### DATA PROVIDED:
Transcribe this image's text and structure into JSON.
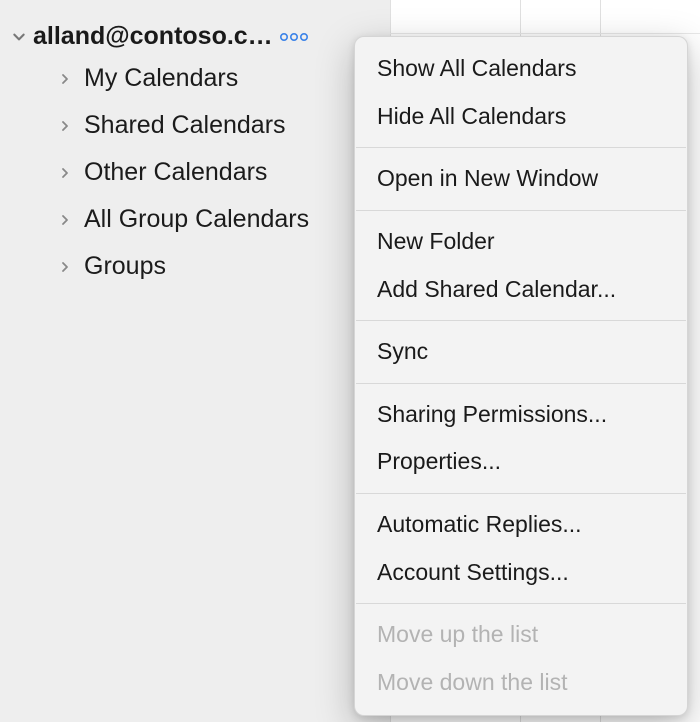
{
  "account": {
    "email_display": "alland@contoso.c…"
  },
  "sidebar": {
    "items": [
      {
        "label": "My Calendars"
      },
      {
        "label": "Shared Calendars"
      },
      {
        "label": "Other Calendars"
      },
      {
        "label": "All Group Calendars"
      },
      {
        "label": "Groups"
      }
    ]
  },
  "menu": {
    "show_all": "Show All Calendars",
    "hide_all": "Hide All Calendars",
    "open_new_window": "Open in New Window",
    "new_folder": "New Folder",
    "add_shared": "Add Shared Calendar...",
    "sync": "Sync",
    "sharing_permissions": "Sharing Permissions...",
    "properties": "Properties...",
    "automatic_replies": "Automatic Replies...",
    "account_settings": "Account Settings...",
    "move_up": "Move up the list",
    "move_down": "Move down the list"
  }
}
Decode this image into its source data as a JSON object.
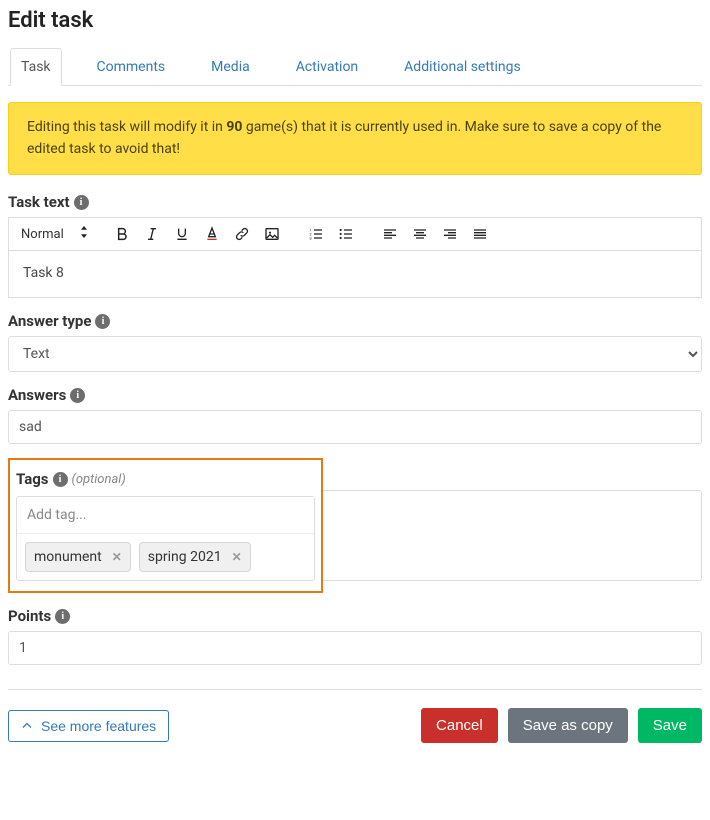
{
  "title": "Edit task",
  "tabs": [
    {
      "label": "Task",
      "active": true
    },
    {
      "label": "Comments",
      "active": false
    },
    {
      "label": "Media",
      "active": false
    },
    {
      "label": "Activation",
      "active": false
    },
    {
      "label": "Additional settings",
      "active": false
    }
  ],
  "alert": {
    "prefix": "Editing this task will modify it in ",
    "count": "90",
    "suffix": " game(s) that it is currently used in. Make sure to save a copy of the edited task to avoid that!"
  },
  "task_text": {
    "label": "Task text",
    "format_label": "Normal",
    "body": "Task 8"
  },
  "answer_type": {
    "label": "Answer type",
    "selected": "Text"
  },
  "answers": {
    "label": "Answers",
    "value": "sad"
  },
  "tags": {
    "label": "Tags",
    "optional": "(optional)",
    "placeholder": "Add tag...",
    "items": [
      "monument",
      "spring 2021"
    ]
  },
  "points": {
    "label": "Points",
    "value": "1"
  },
  "footer": {
    "more": "See more features",
    "cancel": "Cancel",
    "save_copy": "Save as copy",
    "save": "Save"
  }
}
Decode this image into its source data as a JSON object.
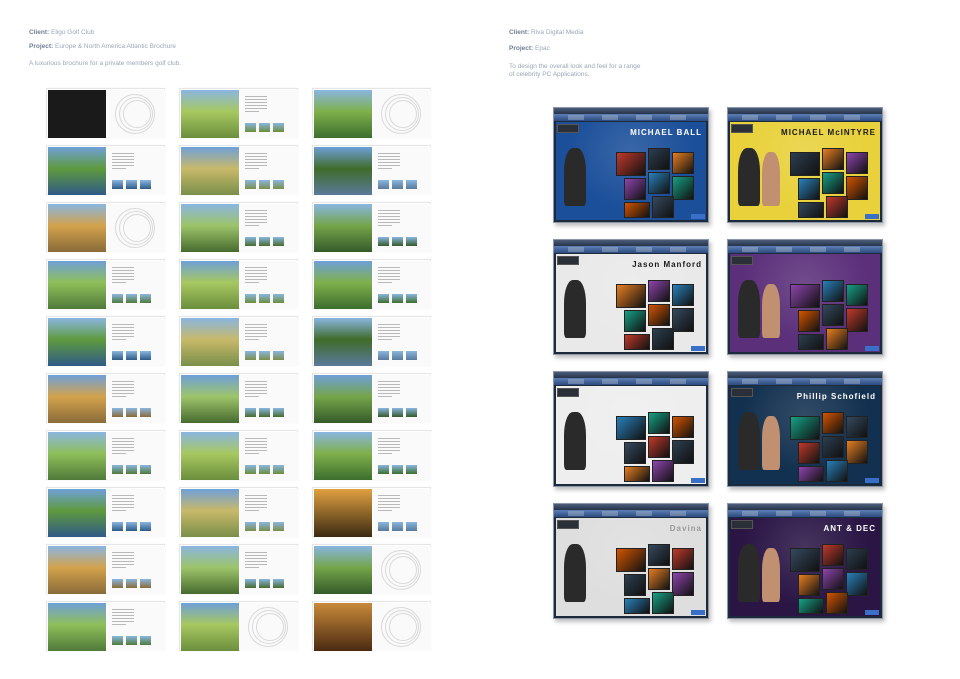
{
  "left": {
    "client_label": "Client:",
    "client_value": "Eligo Golf Club",
    "project_label": "Project:",
    "project_value": "Europe & North America Atlantic Brochure",
    "description": "A luxurious brochure for a private members golf club."
  },
  "right": {
    "client_label": "Client:",
    "client_value": "Riva Digital Media",
    "project_label": "Project:",
    "project_value": "Epac",
    "description_line1": "To design the overall look and feel for a range",
    "description_line2": "of celebrity PC Applications."
  },
  "screens": [
    {
      "name": "MICHAEL BALL",
      "bg": "#1b4f9a"
    },
    {
      "name": "MICHAEL McINTYRE",
      "bg": "#e8d13a"
    },
    {
      "name": "Jason Manford",
      "bg": "#e9e9e9"
    },
    {
      "name": "",
      "bg": "#5b2f7a"
    },
    {
      "name": "",
      "bg": "#eeeeee"
    },
    {
      "name": "Phillip Schofield",
      "bg": "#12304f"
    },
    {
      "name": "Davina",
      "bg": "#dedede"
    },
    {
      "name": "ANT & DEC",
      "bg": "#2a1545"
    }
  ],
  "colors": {
    "meta_text": "#9aa7b8",
    "meta_label": "#6f7f96"
  }
}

### JOB:
Set the entries down again exactly. Do not include the images.

### CORRECT RESULT:
Transcribe this image's text and structure into JSON.
{
  "account": {
    "email_display": "alland@contoso.c…"
  },
  "sidebar": {
    "items": [
      {
        "label": "My Calendars"
      },
      {
        "label": "Shared Calendars"
      },
      {
        "label": "Other Calendars"
      },
      {
        "label": "All Group Calendars"
      },
      {
        "label": "Groups"
      }
    ]
  },
  "menu": {
    "show_all": "Show All Calendars",
    "hide_all": "Hide All Calendars",
    "open_new_window": "Open in New Window",
    "new_folder": "New Folder",
    "add_shared": "Add Shared Calendar...",
    "sync": "Sync",
    "sharing_permissions": "Sharing Permissions...",
    "properties": "Properties...",
    "automatic_replies": "Automatic Replies...",
    "account_settings": "Account Settings...",
    "move_up": "Move up the list",
    "move_down": "Move down the list"
  }
}
Decode this image into its source data as a JSON object.
{
  "title": "Edit task",
  "tabs": [
    {
      "label": "Task",
      "active": true
    },
    {
      "label": "Comments",
      "active": false
    },
    {
      "label": "Media",
      "active": false
    },
    {
      "label": "Activation",
      "active": false
    },
    {
      "label": "Additional settings",
      "active": false
    }
  ],
  "alert": {
    "prefix": "Editing this task will modify it in ",
    "count": "90",
    "suffix": " game(s) that it is currently used in. Make sure to save a copy of the edited task to avoid that!"
  },
  "task_text": {
    "label": "Task text",
    "format_label": "Normal",
    "body": "Task 8"
  },
  "answer_type": {
    "label": "Answer type",
    "selected": "Text"
  },
  "answers": {
    "label": "Answers",
    "value": "sad"
  },
  "tags": {
    "label": "Tags",
    "optional": "(optional)",
    "placeholder": "Add tag...",
    "items": [
      "monument",
      "spring 2021"
    ]
  },
  "points": {
    "label": "Points",
    "value": "1"
  },
  "footer": {
    "more": "See more features",
    "cancel": "Cancel",
    "save_copy": "Save as copy",
    "save": "Save"
  }
}
Decode this image into its source data as a JSON object.
{
  "left": {
    "client_label": "Client:",
    "client_value": "Eligo Golf Club",
    "project_label": "Project:",
    "project_value": "Europe & North America Atlantic Brochure",
    "description": "A luxurious brochure for a private members golf club."
  },
  "right": {
    "client_label": "Client:",
    "client_value": "Riva Digital Media",
    "project_label": "Project:",
    "project_value": "Epac",
    "description_line1": "To design the overall look and feel for a range",
    "description_line2": "of celebrity PC Applications."
  },
  "screens": [
    {
      "name": "MICHAEL BALL",
      "bg": "#1b4f9a"
    },
    {
      "name": "MICHAEL McINTYRE",
      "bg": "#e8d13a"
    },
    {
      "name": "Jason Manford",
      "bg": "#e9e9e9"
    },
    {
      "name": "",
      "bg": "#5b2f7a"
    },
    {
      "name": "",
      "bg": "#eeeeee"
    },
    {
      "name": "Phillip Schofield",
      "bg": "#12304f"
    },
    {
      "name": "Davina",
      "bg": "#dedede"
    },
    {
      "name": "ANT & DEC",
      "bg": "#2a1545"
    }
  ],
  "colors": {
    "meta_text": "#9aa7b8",
    "meta_label": "#6f7f96"
  }
}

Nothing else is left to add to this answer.